# [WHAT IS ASKED]
Work out how many lines of the records contain "показателем". Answer with the number and nothing else.

# [INFORMATION SUPPLIED]
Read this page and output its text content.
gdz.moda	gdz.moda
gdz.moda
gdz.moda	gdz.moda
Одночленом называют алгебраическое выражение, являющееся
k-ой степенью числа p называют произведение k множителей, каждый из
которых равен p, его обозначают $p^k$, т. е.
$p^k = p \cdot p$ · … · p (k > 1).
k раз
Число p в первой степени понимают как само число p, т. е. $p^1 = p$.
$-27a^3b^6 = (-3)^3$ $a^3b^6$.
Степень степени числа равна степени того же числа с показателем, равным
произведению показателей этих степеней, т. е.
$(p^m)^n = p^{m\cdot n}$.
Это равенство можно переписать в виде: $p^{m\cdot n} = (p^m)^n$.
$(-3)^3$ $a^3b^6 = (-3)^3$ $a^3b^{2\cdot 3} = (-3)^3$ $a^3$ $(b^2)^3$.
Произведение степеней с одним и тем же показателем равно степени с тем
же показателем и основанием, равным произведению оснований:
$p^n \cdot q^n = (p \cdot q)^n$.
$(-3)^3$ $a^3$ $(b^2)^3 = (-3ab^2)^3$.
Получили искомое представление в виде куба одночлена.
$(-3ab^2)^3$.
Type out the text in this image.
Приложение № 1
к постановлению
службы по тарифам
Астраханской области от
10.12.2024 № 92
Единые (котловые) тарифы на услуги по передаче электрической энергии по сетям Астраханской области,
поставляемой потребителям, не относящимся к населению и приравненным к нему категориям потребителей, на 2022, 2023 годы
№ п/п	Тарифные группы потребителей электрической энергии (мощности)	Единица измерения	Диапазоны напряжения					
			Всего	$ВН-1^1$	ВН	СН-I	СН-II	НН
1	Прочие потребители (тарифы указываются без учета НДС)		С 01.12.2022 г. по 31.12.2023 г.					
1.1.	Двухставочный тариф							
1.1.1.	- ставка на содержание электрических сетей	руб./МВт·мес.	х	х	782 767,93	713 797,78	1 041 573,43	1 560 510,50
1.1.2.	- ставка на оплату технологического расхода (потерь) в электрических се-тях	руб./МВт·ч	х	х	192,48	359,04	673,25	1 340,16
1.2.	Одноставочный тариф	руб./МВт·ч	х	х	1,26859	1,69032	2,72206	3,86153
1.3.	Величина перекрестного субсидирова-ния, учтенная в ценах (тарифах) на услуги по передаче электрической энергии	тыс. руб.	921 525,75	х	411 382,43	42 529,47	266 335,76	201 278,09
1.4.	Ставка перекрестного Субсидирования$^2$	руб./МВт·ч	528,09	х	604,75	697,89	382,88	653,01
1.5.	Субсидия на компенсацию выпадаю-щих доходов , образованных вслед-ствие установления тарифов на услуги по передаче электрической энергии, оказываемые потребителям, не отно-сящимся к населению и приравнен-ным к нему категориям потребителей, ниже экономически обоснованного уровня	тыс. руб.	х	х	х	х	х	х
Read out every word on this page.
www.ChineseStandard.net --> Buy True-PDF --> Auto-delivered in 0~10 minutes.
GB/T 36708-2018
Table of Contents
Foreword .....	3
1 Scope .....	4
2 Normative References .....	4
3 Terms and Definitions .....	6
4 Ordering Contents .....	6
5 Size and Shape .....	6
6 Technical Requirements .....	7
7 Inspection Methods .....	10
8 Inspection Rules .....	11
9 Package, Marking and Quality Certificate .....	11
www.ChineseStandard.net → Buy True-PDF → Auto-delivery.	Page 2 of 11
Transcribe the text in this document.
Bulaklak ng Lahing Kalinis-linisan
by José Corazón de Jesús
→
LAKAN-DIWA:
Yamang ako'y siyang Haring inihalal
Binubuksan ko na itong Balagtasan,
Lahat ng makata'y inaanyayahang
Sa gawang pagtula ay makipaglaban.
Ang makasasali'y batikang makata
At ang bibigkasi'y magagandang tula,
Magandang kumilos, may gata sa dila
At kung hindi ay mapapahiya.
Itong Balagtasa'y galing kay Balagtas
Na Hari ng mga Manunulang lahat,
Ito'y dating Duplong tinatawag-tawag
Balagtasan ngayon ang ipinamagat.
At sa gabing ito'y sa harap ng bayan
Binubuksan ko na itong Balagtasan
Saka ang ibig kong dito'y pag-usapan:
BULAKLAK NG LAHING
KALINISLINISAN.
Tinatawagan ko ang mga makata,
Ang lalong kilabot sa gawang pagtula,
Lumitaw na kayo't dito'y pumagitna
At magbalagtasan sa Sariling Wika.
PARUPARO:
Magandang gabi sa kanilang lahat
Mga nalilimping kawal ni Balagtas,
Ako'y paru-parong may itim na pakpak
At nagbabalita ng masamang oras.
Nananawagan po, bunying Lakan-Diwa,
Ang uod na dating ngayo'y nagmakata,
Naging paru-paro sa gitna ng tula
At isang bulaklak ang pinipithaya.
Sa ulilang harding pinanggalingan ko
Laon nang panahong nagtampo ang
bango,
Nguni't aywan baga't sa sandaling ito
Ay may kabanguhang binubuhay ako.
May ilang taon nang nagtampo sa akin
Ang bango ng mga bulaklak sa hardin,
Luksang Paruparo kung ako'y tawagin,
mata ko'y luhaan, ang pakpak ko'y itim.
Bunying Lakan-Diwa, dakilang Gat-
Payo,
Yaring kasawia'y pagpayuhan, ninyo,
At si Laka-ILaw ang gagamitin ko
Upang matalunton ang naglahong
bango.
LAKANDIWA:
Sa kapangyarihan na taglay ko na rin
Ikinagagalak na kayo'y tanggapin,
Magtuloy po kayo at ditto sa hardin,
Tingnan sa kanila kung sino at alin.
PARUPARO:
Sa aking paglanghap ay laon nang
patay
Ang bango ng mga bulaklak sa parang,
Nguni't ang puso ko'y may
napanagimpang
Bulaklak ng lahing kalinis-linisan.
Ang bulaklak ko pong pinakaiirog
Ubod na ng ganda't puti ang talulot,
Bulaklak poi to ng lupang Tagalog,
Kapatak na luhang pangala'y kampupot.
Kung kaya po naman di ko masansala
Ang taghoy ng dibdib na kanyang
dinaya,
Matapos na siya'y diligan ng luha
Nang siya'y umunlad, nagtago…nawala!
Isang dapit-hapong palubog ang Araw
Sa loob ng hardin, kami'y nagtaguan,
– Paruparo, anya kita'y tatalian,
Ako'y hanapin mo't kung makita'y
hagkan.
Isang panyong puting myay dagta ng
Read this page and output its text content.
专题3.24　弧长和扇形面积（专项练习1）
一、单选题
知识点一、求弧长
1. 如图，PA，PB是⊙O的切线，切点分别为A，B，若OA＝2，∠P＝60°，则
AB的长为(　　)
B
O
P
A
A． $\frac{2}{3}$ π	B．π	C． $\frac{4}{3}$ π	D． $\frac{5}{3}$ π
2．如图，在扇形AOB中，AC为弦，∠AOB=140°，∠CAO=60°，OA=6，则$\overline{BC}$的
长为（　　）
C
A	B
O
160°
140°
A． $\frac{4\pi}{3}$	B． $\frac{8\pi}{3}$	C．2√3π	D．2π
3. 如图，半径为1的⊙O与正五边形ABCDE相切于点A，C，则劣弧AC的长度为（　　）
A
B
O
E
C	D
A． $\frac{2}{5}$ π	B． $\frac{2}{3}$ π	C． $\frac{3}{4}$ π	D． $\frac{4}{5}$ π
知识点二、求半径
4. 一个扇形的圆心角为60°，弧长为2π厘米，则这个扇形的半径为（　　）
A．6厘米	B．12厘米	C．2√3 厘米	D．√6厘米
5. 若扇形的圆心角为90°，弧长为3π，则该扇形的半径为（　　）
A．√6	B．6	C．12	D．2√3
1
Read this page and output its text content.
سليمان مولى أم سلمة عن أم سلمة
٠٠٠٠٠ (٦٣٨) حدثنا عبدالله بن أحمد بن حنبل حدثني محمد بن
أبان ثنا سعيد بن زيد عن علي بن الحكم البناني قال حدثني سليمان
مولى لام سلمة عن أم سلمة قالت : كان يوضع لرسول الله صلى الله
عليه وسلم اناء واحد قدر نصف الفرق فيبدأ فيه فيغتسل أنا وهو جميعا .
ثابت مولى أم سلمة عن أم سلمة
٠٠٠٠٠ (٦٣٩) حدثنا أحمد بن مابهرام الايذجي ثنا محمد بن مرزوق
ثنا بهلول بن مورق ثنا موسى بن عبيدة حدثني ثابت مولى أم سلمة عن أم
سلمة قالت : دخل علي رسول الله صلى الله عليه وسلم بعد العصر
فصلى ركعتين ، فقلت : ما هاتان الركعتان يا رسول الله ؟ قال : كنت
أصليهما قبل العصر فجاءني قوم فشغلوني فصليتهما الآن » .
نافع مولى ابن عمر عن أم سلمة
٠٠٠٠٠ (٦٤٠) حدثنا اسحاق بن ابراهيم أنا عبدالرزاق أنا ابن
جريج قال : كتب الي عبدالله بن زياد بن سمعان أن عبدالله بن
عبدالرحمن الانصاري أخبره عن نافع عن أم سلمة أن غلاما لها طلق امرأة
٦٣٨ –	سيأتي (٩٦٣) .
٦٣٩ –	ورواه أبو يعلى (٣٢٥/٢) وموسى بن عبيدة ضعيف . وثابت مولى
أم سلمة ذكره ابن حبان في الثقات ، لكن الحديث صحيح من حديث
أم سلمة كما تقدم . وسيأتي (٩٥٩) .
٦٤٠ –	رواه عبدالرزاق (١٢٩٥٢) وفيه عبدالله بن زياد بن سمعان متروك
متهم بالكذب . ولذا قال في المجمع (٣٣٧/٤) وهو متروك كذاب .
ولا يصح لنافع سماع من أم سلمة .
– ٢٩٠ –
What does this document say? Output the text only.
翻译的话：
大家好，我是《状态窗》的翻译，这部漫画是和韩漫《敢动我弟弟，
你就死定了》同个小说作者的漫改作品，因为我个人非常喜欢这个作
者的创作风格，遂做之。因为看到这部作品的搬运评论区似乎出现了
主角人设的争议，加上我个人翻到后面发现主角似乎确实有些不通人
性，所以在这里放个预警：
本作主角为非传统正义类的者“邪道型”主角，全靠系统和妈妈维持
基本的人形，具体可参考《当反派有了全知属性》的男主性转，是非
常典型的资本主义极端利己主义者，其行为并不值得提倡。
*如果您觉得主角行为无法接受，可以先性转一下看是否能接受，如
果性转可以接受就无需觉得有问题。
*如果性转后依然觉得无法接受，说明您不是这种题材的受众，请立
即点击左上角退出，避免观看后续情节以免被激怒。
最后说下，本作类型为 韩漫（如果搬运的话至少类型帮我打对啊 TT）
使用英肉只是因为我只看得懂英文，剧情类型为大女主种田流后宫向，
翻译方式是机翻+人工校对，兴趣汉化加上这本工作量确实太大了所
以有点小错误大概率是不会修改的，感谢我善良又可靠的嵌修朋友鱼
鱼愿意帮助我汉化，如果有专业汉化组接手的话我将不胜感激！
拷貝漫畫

# [ANSWER FOR THE TASK]
3